═══ Source material

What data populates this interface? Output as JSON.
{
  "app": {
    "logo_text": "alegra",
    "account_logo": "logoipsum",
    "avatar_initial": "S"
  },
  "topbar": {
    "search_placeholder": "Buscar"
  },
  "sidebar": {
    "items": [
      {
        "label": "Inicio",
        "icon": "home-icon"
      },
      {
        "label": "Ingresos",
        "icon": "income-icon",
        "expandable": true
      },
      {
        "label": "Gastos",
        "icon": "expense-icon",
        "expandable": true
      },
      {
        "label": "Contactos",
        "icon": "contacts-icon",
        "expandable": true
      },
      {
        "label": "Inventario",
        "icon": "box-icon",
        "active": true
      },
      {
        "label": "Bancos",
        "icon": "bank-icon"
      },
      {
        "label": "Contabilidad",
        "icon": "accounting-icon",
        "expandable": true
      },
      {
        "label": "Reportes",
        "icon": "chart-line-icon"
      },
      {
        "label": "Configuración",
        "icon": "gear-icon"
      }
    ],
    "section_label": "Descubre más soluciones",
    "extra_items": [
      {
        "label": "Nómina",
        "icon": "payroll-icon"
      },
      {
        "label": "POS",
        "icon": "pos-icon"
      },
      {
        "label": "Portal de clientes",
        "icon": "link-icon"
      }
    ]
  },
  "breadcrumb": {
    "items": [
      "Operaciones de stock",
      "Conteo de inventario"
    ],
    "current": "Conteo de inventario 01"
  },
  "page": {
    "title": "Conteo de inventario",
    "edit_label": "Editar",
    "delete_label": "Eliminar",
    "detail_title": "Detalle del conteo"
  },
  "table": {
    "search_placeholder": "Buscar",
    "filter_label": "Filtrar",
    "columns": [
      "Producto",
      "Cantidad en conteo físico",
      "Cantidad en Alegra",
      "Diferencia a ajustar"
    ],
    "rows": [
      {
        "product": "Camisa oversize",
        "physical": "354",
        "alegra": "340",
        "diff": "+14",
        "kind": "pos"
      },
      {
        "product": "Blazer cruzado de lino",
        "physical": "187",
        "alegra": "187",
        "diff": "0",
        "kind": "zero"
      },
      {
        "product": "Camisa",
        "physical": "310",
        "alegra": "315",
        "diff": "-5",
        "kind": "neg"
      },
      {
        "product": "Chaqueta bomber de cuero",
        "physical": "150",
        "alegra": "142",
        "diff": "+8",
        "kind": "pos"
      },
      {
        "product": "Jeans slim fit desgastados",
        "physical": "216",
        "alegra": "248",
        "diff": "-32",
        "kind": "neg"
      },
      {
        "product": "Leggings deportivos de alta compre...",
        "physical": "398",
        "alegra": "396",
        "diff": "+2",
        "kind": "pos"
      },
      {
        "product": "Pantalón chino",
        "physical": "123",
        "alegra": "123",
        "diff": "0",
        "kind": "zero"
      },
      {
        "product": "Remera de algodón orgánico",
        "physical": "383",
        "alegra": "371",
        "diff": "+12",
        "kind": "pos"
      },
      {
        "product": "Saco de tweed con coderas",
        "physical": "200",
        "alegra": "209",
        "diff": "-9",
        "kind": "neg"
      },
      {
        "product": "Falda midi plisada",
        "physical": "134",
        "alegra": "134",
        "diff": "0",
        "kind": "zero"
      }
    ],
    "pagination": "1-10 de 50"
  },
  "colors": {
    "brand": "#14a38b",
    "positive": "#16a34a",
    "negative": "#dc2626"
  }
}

══════
═══ Source material

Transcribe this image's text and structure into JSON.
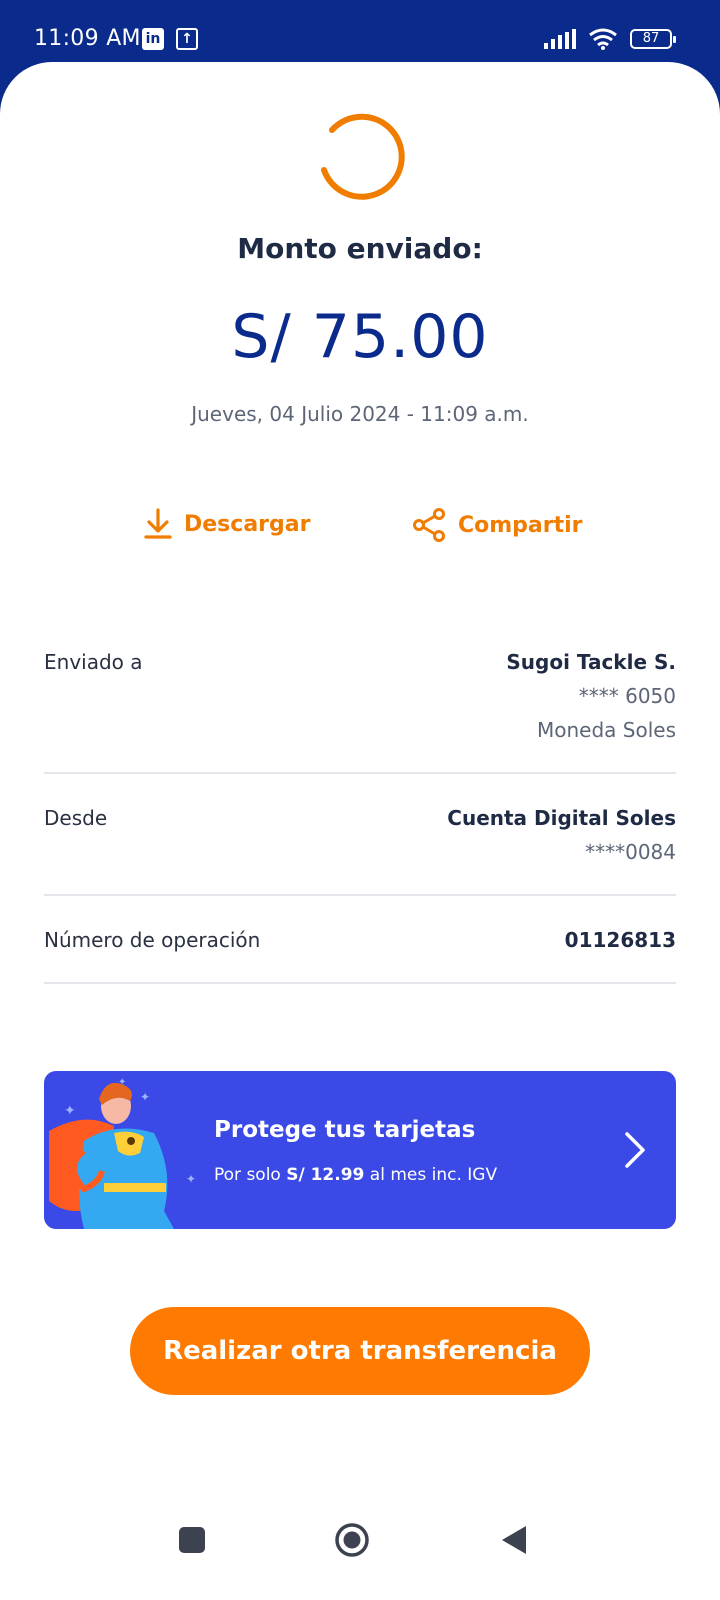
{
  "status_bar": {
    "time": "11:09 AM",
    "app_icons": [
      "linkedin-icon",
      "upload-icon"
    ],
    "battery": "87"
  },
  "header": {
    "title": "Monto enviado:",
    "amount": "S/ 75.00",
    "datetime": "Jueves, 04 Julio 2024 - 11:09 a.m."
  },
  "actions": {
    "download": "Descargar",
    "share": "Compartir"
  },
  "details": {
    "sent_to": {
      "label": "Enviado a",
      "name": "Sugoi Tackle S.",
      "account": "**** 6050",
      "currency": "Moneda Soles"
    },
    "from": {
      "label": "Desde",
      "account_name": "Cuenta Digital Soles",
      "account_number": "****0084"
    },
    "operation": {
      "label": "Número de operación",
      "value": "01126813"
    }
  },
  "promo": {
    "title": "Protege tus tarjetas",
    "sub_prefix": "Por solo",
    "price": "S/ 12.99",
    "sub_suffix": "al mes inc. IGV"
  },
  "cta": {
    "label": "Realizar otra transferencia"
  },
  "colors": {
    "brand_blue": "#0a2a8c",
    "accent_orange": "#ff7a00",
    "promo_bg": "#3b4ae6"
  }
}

══════
═══ Source material

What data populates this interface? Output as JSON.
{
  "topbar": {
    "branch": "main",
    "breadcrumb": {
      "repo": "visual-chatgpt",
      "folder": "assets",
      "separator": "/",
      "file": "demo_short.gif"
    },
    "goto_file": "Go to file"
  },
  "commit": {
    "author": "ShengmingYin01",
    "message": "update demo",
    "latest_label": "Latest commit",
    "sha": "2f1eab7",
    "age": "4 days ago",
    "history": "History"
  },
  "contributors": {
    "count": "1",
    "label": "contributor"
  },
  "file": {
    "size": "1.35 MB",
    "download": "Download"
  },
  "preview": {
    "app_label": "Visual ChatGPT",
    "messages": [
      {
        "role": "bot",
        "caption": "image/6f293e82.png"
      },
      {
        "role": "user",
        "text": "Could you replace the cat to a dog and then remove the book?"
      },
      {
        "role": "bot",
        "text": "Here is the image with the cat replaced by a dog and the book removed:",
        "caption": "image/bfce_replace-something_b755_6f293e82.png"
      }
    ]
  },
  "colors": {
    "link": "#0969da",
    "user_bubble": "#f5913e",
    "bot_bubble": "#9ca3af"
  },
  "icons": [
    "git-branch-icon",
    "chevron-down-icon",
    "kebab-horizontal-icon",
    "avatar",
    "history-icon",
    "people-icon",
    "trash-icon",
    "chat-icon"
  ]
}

══════

*Instruction*: Search the records for the word "download". Copy every line that has it.

*Result*:
    "download": "Descargar",
    "download": "Download"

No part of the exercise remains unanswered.